(Saved entries)

--------------------------------

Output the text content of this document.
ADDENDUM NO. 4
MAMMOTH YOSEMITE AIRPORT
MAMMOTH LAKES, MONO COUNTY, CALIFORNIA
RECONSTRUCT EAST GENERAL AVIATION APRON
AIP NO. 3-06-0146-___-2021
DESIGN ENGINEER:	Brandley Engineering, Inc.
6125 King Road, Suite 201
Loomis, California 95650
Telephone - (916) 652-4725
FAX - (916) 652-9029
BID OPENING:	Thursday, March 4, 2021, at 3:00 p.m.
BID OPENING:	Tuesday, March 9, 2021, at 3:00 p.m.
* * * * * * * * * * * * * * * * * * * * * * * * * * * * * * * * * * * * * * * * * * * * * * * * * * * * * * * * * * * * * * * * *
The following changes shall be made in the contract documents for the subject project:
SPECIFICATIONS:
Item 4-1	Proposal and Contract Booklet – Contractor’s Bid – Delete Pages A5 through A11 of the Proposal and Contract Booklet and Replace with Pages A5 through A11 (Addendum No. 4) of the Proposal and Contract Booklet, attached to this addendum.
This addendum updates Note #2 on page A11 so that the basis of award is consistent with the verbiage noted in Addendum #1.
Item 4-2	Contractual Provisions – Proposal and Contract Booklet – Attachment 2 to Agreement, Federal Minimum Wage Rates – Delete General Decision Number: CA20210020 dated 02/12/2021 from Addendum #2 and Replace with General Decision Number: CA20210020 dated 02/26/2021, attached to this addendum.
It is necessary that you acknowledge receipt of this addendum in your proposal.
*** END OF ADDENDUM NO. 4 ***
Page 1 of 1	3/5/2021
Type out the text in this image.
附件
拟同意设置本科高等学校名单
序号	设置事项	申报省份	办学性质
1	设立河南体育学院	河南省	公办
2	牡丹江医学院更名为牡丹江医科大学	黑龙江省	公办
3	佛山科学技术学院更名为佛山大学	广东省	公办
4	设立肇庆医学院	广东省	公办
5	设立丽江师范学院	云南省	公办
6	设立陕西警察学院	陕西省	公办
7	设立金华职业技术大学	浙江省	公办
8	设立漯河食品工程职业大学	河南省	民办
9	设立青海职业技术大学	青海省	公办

--------------------------------

DO THIS> Give the complete listing a second time, exactly as it reads.

THE OUTPUT>
Output the text content of this document.
ADDENDUM NO. 4
MAMMOTH YOSEMITE AIRPORT
MAMMOTH LAKES, MONO COUNTY, CALIFORNIA
RECONSTRUCT EAST GENERAL AVIATION APRON
AIP NO. 3-06-0146-___-2021
DESIGN ENGINEER:	Brandley Engineering, Inc.
6125 King Road, Suite 201
Loomis, California 95650
Telephone - (916) 652-4725
FAX - (916) 652-9029
BID OPENING:	Thursday, March 4, 2021, at 3:00 p.m.
BID OPENING:	Tuesday, March 9, 2021, at 3:00 p.m.
* * * * * * * * * * * * * * * * * * * * * * * * * * * * * * * * * * * * * * * * * * * * * * * * * * * * * * * * * * * * * * * * *
The following changes shall be made in the contract documents for the subject project:
SPECIFICATIONS:
Item 4-1	Proposal and Contract Booklet – Contractor’s Bid – Delete Pages A5 through A11 of the Proposal and Contract Booklet and Replace with Pages A5 through A11 (Addendum No. 4) of the Proposal and Contract Booklet, attached to this addendum.
This addendum updates Note #2 on page A11 so that the basis of award is consistent with the verbiage noted in Addendum #1.
Item 4-2	Contractual Provisions – Proposal and Contract Booklet – Attachment 2 to Agreement, Federal Minimum Wage Rates – Delete General Decision Number: CA20210020 dated 02/12/2021 from Addendum #2 and Replace with General Decision Number: CA20210020 dated 02/26/2021, attached to this addendum.
It is necessary that you acknowledge receipt of this addendum in your proposal.
*** END OF ADDENDUM NO. 4 ***
Page 1 of 1	3/5/2021
Type out the text in this image.
附件
拟同意设置本科高等学校名单
序号	设置事项	申报省份	办学性质
1	设立河南体育学院	河南省	公办
2	牡丹江医学院更名为牡丹江医科大学	黑龙江省	公办
3	佛山科学技术学院更名为佛山大学	广东省	公办
4	设立肇庆医学院	广东省	公办
5	设立丽江师范学院	云南省	公办
6	设立陕西警察学院	陕西省	公办
7	设立金华职业技术大学	浙江省	公办
8	设立漯河食品工程职业大学	河南省	民办
9	设立青海职业技术大学	青海省	公办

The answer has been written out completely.